>> begin PROVIDED RECORDS

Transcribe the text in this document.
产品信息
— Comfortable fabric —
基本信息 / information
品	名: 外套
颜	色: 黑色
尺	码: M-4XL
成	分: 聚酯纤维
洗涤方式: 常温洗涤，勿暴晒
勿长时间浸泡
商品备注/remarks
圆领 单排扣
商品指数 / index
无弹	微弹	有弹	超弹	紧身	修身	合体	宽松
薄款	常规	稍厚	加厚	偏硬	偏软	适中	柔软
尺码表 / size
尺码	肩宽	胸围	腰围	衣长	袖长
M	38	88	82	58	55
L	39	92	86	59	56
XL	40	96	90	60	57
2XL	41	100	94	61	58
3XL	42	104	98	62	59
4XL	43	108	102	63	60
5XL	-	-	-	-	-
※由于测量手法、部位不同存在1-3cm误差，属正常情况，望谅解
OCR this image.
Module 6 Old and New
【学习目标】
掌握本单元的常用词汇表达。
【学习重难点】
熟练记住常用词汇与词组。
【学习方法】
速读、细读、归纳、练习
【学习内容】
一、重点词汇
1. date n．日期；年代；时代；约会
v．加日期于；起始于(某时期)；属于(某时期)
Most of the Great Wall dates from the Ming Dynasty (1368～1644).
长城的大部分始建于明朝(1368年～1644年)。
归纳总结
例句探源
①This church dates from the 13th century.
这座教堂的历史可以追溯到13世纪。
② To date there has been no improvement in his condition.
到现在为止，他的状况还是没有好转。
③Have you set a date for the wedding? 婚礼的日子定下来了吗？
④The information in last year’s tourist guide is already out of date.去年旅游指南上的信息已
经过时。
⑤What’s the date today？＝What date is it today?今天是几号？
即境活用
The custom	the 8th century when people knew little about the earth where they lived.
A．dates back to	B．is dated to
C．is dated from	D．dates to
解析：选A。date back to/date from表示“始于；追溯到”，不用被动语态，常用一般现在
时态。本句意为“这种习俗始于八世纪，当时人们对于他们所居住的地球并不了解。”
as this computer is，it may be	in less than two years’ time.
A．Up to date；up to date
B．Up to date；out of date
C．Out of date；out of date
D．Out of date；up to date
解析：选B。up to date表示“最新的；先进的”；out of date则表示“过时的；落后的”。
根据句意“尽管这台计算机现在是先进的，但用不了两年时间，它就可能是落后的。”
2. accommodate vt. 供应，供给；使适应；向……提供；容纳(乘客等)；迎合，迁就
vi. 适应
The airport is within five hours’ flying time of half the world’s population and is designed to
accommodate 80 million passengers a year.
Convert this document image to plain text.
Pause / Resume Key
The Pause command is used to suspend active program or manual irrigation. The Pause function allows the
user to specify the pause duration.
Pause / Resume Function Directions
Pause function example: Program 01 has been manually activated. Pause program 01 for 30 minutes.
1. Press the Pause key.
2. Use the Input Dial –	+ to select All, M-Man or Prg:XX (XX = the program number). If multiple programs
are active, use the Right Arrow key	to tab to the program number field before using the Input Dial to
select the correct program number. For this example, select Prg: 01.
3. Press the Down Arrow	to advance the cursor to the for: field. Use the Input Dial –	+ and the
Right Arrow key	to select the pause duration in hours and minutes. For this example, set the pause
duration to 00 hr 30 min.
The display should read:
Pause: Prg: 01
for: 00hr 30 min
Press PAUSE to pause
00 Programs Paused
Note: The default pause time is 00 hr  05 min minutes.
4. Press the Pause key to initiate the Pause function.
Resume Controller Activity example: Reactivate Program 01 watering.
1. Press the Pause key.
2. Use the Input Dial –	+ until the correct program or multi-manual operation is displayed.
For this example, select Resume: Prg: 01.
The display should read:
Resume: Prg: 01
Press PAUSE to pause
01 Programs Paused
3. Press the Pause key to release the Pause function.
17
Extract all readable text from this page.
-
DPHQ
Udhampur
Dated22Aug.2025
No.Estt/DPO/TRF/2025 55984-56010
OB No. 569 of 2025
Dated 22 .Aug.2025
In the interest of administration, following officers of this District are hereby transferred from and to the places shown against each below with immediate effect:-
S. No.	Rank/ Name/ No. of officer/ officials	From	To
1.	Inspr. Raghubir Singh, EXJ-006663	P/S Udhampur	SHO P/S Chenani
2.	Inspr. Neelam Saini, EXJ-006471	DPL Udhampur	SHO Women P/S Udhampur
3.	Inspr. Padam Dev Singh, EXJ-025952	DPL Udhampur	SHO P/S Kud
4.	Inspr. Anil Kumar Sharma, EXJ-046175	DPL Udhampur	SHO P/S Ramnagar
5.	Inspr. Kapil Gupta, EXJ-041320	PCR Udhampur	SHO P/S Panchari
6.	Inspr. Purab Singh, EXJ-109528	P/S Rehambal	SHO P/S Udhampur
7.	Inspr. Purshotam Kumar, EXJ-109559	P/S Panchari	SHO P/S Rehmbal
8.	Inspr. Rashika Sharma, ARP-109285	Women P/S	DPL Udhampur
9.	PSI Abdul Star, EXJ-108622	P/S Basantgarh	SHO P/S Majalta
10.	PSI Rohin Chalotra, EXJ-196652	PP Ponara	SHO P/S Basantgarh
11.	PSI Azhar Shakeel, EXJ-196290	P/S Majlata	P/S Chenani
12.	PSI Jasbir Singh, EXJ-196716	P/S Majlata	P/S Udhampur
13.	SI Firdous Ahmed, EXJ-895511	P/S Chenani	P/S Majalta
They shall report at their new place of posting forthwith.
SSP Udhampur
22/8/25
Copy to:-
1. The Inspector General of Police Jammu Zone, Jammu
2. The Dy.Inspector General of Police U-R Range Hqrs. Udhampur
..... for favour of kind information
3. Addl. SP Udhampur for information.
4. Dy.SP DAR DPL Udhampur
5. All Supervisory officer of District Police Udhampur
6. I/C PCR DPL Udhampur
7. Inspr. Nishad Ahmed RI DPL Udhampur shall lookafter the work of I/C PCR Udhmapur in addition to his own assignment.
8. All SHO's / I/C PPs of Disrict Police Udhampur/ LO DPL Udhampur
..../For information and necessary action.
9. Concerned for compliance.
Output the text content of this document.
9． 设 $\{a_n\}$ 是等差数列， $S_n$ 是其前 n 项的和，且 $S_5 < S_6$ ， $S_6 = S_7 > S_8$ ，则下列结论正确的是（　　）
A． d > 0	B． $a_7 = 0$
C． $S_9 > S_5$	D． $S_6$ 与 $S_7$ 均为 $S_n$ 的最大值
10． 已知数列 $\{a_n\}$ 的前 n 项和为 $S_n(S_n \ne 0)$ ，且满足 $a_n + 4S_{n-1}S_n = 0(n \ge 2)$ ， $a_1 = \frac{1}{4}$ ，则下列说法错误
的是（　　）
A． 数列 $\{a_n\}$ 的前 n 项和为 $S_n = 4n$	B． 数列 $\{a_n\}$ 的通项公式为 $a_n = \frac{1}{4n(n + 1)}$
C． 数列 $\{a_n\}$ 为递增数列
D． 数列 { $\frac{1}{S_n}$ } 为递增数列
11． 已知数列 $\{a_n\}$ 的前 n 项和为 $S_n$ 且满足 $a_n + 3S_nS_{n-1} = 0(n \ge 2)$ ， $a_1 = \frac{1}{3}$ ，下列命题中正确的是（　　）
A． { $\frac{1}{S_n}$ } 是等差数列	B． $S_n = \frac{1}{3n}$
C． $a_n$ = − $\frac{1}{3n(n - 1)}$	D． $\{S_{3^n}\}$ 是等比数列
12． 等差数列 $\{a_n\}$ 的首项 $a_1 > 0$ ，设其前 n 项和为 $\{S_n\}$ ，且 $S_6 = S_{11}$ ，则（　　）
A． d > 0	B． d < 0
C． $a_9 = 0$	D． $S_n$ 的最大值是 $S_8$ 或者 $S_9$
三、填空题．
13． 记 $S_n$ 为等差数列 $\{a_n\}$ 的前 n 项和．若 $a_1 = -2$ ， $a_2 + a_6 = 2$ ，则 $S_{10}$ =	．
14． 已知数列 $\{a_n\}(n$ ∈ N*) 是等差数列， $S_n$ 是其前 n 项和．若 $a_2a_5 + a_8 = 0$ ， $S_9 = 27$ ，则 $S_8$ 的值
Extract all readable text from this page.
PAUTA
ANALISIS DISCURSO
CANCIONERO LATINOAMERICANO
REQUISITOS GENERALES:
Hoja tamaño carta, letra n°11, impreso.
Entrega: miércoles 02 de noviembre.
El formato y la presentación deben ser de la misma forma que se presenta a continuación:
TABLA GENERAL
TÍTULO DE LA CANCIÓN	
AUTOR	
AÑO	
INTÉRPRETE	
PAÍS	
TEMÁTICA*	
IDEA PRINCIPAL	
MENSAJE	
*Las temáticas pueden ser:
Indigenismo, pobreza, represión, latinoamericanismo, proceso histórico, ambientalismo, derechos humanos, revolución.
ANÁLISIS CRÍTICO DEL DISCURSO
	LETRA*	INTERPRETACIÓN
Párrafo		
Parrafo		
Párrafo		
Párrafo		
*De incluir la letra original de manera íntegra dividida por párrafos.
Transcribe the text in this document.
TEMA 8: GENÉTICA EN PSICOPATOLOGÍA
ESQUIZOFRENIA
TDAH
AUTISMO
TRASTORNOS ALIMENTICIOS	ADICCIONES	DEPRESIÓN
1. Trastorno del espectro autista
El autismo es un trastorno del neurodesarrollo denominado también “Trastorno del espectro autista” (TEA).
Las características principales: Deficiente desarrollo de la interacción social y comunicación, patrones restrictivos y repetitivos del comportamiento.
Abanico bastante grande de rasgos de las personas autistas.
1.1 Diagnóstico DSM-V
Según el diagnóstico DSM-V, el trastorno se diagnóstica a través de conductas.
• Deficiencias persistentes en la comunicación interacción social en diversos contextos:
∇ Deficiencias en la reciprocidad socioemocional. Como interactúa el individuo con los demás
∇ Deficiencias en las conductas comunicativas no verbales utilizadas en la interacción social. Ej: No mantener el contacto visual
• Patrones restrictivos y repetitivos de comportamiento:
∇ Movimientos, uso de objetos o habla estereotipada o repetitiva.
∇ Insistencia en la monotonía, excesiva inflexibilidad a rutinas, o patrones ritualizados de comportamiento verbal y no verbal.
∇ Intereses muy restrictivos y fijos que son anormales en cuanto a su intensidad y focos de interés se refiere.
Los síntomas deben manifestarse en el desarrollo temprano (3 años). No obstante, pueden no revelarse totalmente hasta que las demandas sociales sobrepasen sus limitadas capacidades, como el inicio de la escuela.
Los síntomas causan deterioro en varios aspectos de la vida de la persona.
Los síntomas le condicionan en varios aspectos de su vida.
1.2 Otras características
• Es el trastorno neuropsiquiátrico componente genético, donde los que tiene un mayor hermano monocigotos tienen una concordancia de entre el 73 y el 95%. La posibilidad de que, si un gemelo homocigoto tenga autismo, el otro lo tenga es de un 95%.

>> end PROVIDED RECORDS

§ **TASK STATEMENT**
Count every line in the preceding entries where the string "Inspr" appears, then state only the total.

§ **RESULT FOR THIS EXERCISE**
9